• [Instruction]
Identify all lines in the listing that include the word "this", and copy them out.

• [Data]
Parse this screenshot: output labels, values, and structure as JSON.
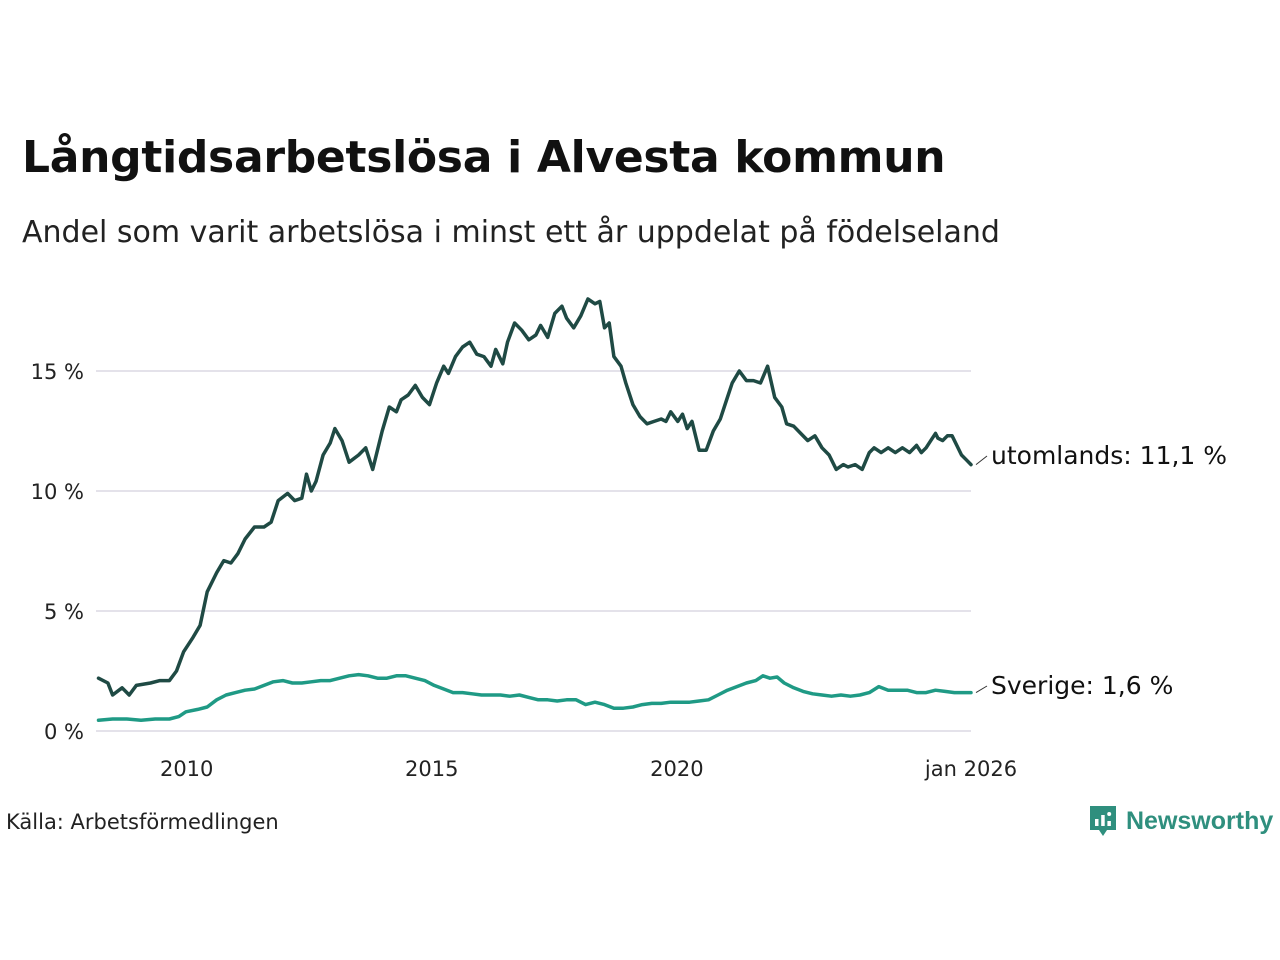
{
  "title": "Långtidsarbetslösa i Alvesta kommun",
  "subtitle": "Andel som varit arbetslösa i minst ett år uppdelat på födelseland",
  "source": "Källa: Arbetsförmedlingen",
  "brand": {
    "name": "Newsworthy",
    "icon": "newsworthy-logo-icon"
  },
  "colors": {
    "utomlands": "#1f4a44",
    "sverige": "#1f9a85",
    "grid": "#e4e2ea"
  },
  "chart_data": {
    "type": "line",
    "title": "Långtidsarbetslösa i Alvesta kommun",
    "xlabel": "",
    "ylabel": "",
    "xlim": [
      2008.15,
      2026.0
    ],
    "ylim": [
      0,
      18
    ],
    "grid": true,
    "y_ticks": [
      {
        "value": 0,
        "label": "0 %"
      },
      {
        "value": 5,
        "label": "5 %"
      },
      {
        "value": 10,
        "label": "10 %"
      },
      {
        "value": 15,
        "label": "15 %"
      }
    ],
    "x_ticks": [
      {
        "value": 2010,
        "label": "2010"
      },
      {
        "value": 2015,
        "label": "2015"
      },
      {
        "value": 2020,
        "label": "2020"
      },
      {
        "value": 2026.0,
        "label": "jan 2026"
      }
    ],
    "series": [
      {
        "name": "utomlands",
        "end_label": "utomlands: 11,1 %",
        "points": [
          [
            2008.2,
            2.2
          ],
          [
            2008.4,
            2.0
          ],
          [
            2008.5,
            1.5
          ],
          [
            2008.7,
            1.8
          ],
          [
            2008.85,
            1.5
          ],
          [
            2009.0,
            1.9
          ],
          [
            2009.3,
            2.0
          ],
          [
            2009.5,
            2.1
          ],
          [
            2009.7,
            2.1
          ],
          [
            2009.85,
            2.5
          ],
          [
            2010.0,
            3.3
          ],
          [
            2010.2,
            3.9
          ],
          [
            2010.35,
            4.4
          ],
          [
            2010.5,
            5.8
          ],
          [
            2010.7,
            6.6
          ],
          [
            2010.85,
            7.1
          ],
          [
            2011.0,
            7.0
          ],
          [
            2011.15,
            7.4
          ],
          [
            2011.3,
            8.0
          ],
          [
            2011.5,
            8.5
          ],
          [
            2011.7,
            8.5
          ],
          [
            2011.85,
            8.7
          ],
          [
            2012.0,
            9.6
          ],
          [
            2012.2,
            9.9
          ],
          [
            2012.35,
            9.6
          ],
          [
            2012.5,
            9.7
          ],
          [
            2012.6,
            10.7
          ],
          [
            2012.7,
            10.0
          ],
          [
            2012.8,
            10.4
          ],
          [
            2012.95,
            11.5
          ],
          [
            2013.1,
            12.0
          ],
          [
            2013.2,
            12.6
          ],
          [
            2013.35,
            12.1
          ],
          [
            2013.5,
            11.2
          ],
          [
            2013.7,
            11.5
          ],
          [
            2013.85,
            11.8
          ],
          [
            2014.0,
            10.9
          ],
          [
            2014.2,
            12.5
          ],
          [
            2014.35,
            13.5
          ],
          [
            2014.5,
            13.3
          ],
          [
            2014.6,
            13.8
          ],
          [
            2014.75,
            14.0
          ],
          [
            2014.9,
            14.4
          ],
          [
            2015.05,
            13.9
          ],
          [
            2015.2,
            13.6
          ],
          [
            2015.35,
            14.5
          ],
          [
            2015.5,
            15.2
          ],
          [
            2015.6,
            14.9
          ],
          [
            2015.75,
            15.6
          ],
          [
            2015.9,
            16.0
          ],
          [
            2016.05,
            16.2
          ],
          [
            2016.2,
            15.7
          ],
          [
            2016.35,
            15.6
          ],
          [
            2016.5,
            15.2
          ],
          [
            2016.6,
            15.9
          ],
          [
            2016.75,
            15.3
          ],
          [
            2016.85,
            16.2
          ],
          [
            2017.0,
            17.0
          ],
          [
            2017.15,
            16.7
          ],
          [
            2017.3,
            16.3
          ],
          [
            2017.45,
            16.5
          ],
          [
            2017.55,
            16.9
          ],
          [
            2017.7,
            16.4
          ],
          [
            2017.85,
            17.4
          ],
          [
            2018.0,
            17.7
          ],
          [
            2018.1,
            17.2
          ],
          [
            2018.25,
            16.8
          ],
          [
            2018.4,
            17.3
          ],
          [
            2018.55,
            18.0
          ],
          [
            2018.7,
            17.8
          ],
          [
            2018.8,
            17.9
          ],
          [
            2018.9,
            16.8
          ],
          [
            2019.0,
            17.0
          ],
          [
            2019.1,
            15.6
          ],
          [
            2019.25,
            15.2
          ],
          [
            2019.35,
            14.5
          ],
          [
            2019.5,
            13.6
          ],
          [
            2019.65,
            13.1
          ],
          [
            2019.8,
            12.8
          ],
          [
            2019.95,
            12.9
          ],
          [
            2020.1,
            13.0
          ],
          [
            2020.2,
            12.9
          ],
          [
            2020.3,
            13.3
          ],
          [
            2020.45,
            12.9
          ],
          [
            2020.55,
            13.2
          ],
          [
            2020.65,
            12.6
          ],
          [
            2020.75,
            12.9
          ],
          [
            2020.9,
            11.7
          ],
          [
            2021.05,
            11.7
          ],
          [
            2021.2,
            12.5
          ],
          [
            2021.35,
            13.0
          ],
          [
            2021.5,
            13.9
          ],
          [
            2021.6,
            14.5
          ],
          [
            2021.75,
            15.0
          ],
          [
            2021.9,
            14.6
          ],
          [
            2022.05,
            14.6
          ],
          [
            2022.2,
            14.5
          ],
          [
            2022.35,
            15.2
          ],
          [
            2022.5,
            13.9
          ],
          [
            2022.65,
            13.5
          ],
          [
            2022.75,
            12.8
          ],
          [
            2022.9,
            12.7
          ],
          [
            2023.05,
            12.4
          ],
          [
            2023.2,
            12.1
          ],
          [
            2023.35,
            12.3
          ],
          [
            2023.5,
            11.8
          ],
          [
            2023.65,
            11.5
          ],
          [
            2023.8,
            10.9
          ],
          [
            2023.95,
            11.1
          ],
          [
            2024.05,
            11.0
          ],
          [
            2024.2,
            11.1
          ],
          [
            2024.35,
            10.9
          ],
          [
            2024.5,
            11.6
          ],
          [
            2024.6,
            11.8
          ],
          [
            2024.75,
            11.6
          ],
          [
            2024.9,
            11.8
          ],
          [
            2025.05,
            11.6
          ],
          [
            2025.2,
            11.8
          ],
          [
            2025.35,
            11.6
          ],
          [
            2025.5,
            11.9
          ],
          [
            2025.6,
            11.6
          ],
          [
            2025.7,
            11.8
          ],
          [
            2025.8,
            12.1
          ],
          [
            2025.9,
            12.4
          ],
          [
            2025.95,
            12.2
          ],
          [
            2026.05,
            12.1
          ],
          [
            2026.15,
            12.3
          ],
          [
            2026.25,
            12.3
          ],
          [
            2026.35,
            11.9
          ],
          [
            2026.45,
            11.5
          ],
          [
            2026.55,
            11.3
          ],
          [
            2026.65,
            11.1
          ]
        ]
      },
      {
        "name": "Sverige",
        "end_label": "Sverige:  1,6 %",
        "points": [
          [
            2008.2,
            0.45
          ],
          [
            2008.5,
            0.5
          ],
          [
            2008.8,
            0.5
          ],
          [
            2009.1,
            0.45
          ],
          [
            2009.4,
            0.5
          ],
          [
            2009.7,
            0.5
          ],
          [
            2009.9,
            0.6
          ],
          [
            2010.05,
            0.8
          ],
          [
            2010.3,
            0.9
          ],
          [
            2010.5,
            1.0
          ],
          [
            2010.7,
            1.3
          ],
          [
            2010.9,
            1.5
          ],
          [
            2011.1,
            1.6
          ],
          [
            2011.3,
            1.7
          ],
          [
            2011.5,
            1.75
          ],
          [
            2011.7,
            1.9
          ],
          [
            2011.9,
            2.05
          ],
          [
            2012.1,
            2.1
          ],
          [
            2012.3,
            2.0
          ],
          [
            2012.5,
            2.0
          ],
          [
            2012.7,
            2.05
          ],
          [
            2012.9,
            2.1
          ],
          [
            2013.1,
            2.1
          ],
          [
            2013.3,
            2.2
          ],
          [
            2013.5,
            2.3
          ],
          [
            2013.7,
            2.35
          ],
          [
            2013.9,
            2.3
          ],
          [
            2014.1,
            2.2
          ],
          [
            2014.3,
            2.2
          ],
          [
            2014.5,
            2.3
          ],
          [
            2014.7,
            2.3
          ],
          [
            2014.9,
            2.2
          ],
          [
            2015.1,
            2.1
          ],
          [
            2015.3,
            1.9
          ],
          [
            2015.5,
            1.75
          ],
          [
            2015.7,
            1.6
          ],
          [
            2015.9,
            1.6
          ],
          [
            2016.1,
            1.55
          ],
          [
            2016.3,
            1.5
          ],
          [
            2016.5,
            1.5
          ],
          [
            2016.7,
            1.5
          ],
          [
            2016.9,
            1.45
          ],
          [
            2017.1,
            1.5
          ],
          [
            2017.3,
            1.4
          ],
          [
            2017.5,
            1.3
          ],
          [
            2017.7,
            1.3
          ],
          [
            2017.9,
            1.25
          ],
          [
            2018.1,
            1.3
          ],
          [
            2018.3,
            1.3
          ],
          [
            2018.5,
            1.1
          ],
          [
            2018.7,
            1.2
          ],
          [
            2018.9,
            1.1
          ],
          [
            2019.1,
            0.95
          ],
          [
            2019.3,
            0.95
          ],
          [
            2019.5,
            1.0
          ],
          [
            2019.7,
            1.1
          ],
          [
            2019.9,
            1.15
          ],
          [
            2020.1,
            1.15
          ],
          [
            2020.3,
            1.2
          ],
          [
            2020.5,
            1.2
          ],
          [
            2020.7,
            1.2
          ],
          [
            2020.9,
            1.25
          ],
          [
            2021.1,
            1.3
          ],
          [
            2021.3,
            1.5
          ],
          [
            2021.5,
            1.7
          ],
          [
            2021.7,
            1.85
          ],
          [
            2021.9,
            2.0
          ],
          [
            2022.1,
            2.1
          ],
          [
            2022.25,
            2.3
          ],
          [
            2022.4,
            2.2
          ],
          [
            2022.55,
            2.25
          ],
          [
            2022.7,
            2.0
          ],
          [
            2022.9,
            1.8
          ],
          [
            2023.1,
            1.65
          ],
          [
            2023.3,
            1.55
          ],
          [
            2023.5,
            1.5
          ],
          [
            2023.7,
            1.45
          ],
          [
            2023.9,
            1.5
          ],
          [
            2024.1,
            1.45
          ],
          [
            2024.3,
            1.5
          ],
          [
            2024.5,
            1.6
          ],
          [
            2024.7,
            1.85
          ],
          [
            2024.9,
            1.7
          ],
          [
            2025.1,
            1.7
          ],
          [
            2025.3,
            1.7
          ],
          [
            2025.5,
            1.6
          ],
          [
            2025.7,
            1.6
          ],
          [
            2025.9,
            1.7
          ],
          [
            2026.1,
            1.65
          ],
          [
            2026.3,
            1.6
          ],
          [
            2026.5,
            1.6
          ],
          [
            2026.65,
            1.6
          ]
        ]
      }
    ]
  }
}
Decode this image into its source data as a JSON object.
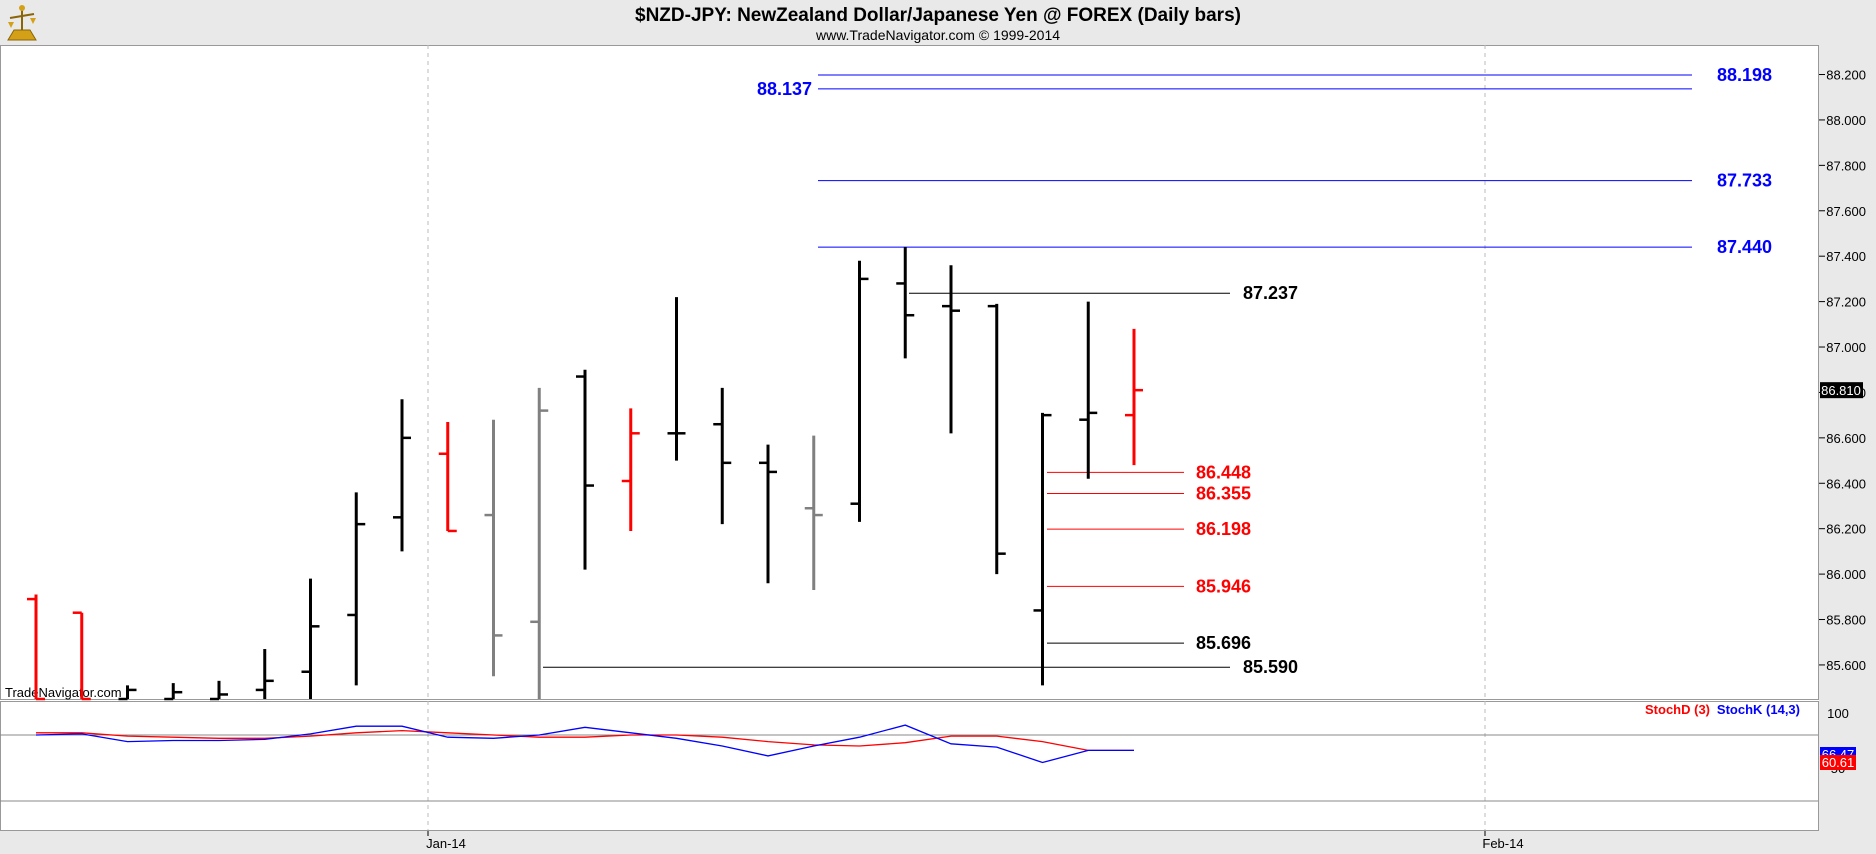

• [Exercise output]
Parse this screenshot: output labels, values, and structure as JSON.
Decode this image into its source data as a JSON object.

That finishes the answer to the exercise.